Working data |
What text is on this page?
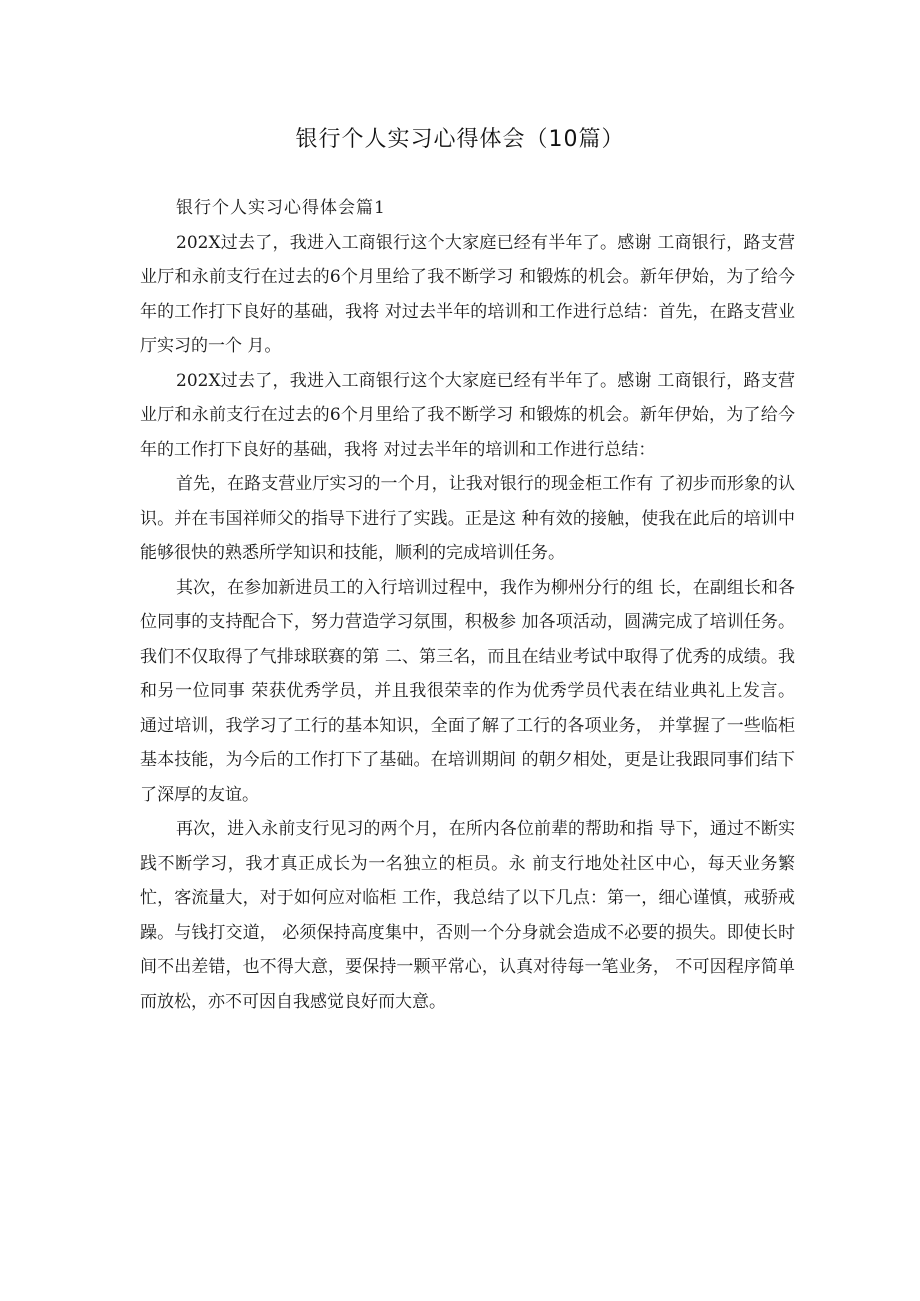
银行个人实习心得体会（10篇）

银行个人实习心得体会篇1

202X过去了，我进入工商银行这个大家庭已经有半年了。感谢 工商银行，路支营业厅和永前支行在过去的6个月里给了我不断学习 和锻炼的机会。新年伊始，为了给今年的工作打下良好的基础，我将 对过去半年的培训和工作进行总结：首先，在路支营业厅实习的一个 月。

202X过去了，我进入工商银行这个大家庭已经有半年了。感谢 工商银行，路支营业厅和永前支行在过去的6个月里给了我不断学习 和锻炼的机会。新年伊始，为了给今年的工作打下良好的基础，我将 对过去半年的培训和工作进行总结：

首先，在路支营业厅实习的一个月，让我对银行的现金柜工作有 了初步而形象的认识。并在韦国祥师父的指导下进行了实践。正是这 种有效的接触，使我在此后的培训中能够很快的熟悉所学知识和技能，顺利的完成培训任务。

其次，在参加新进员工的入行培训过程中，我作为柳州分行的组 长，在副组长和各位同事的支持配合下，努力营造学习氛围，积极参 加各项活动，圆满完成了培训任务。我们不仅取得了气排球联赛的第 二、第三名，而且在结业考试中取得了优秀的成绩。我和另一位同事 荣获优秀学员，并且我很荣幸的作为优秀学员代表在结业典礼上发言。 通过培训，我学习了工行的基本知识，全面了解了工行的各项业务， 并掌握了一些临柜基本技能，为今后的工作打下了基础。在培训期间 的朝夕相处，更是让我跟同事们结下了深厚的友谊。

再次，进入永前支行见习的两个月，在所内各位前辈的帮助和指 导下，通过不断实践不断学习，我才真正成长为一名独立的柜员。永 前支行地处社区中心，每天业务繁忙，客流量大，对于如何应对临柜 工作，我总结了以下几点：第一，细心谨慎，戒骄戒躁。与钱打交道， 必须保持高度集中，否则一个分身就会造成不必要的损失。即使长时 间不出差错，也不得大意，要保持一颗平常心，认真对待每一笔业务， 不可因程序简单而放松，亦不可因自我感觉良好而大意。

Directive |
Find every line above that contains the word "工商银行", and return each one.

Reply to the task |
202X过去了，我进入工商银行这个大家庭已经有半年了。感谢 工商银行，路支营业厅和永前支行在过去的6个月里给了我不断学习 和锻炼的机会。新年伊始，为了给今年的工作打下良好的基础，我将 对过去半年的培训和工作进行总结：首先，在路支营业厅实习的一个 月。
202X过去了，我进入工商银行这个大家庭已经有半年了。感谢 工商银行，路支营业厅和永前支行在过去的6个月里给了我不断学习 和锻炼的机会。新年伊始，为了给今年的工作打下良好的基础，我将 对过去半年的培训和工作进行总结：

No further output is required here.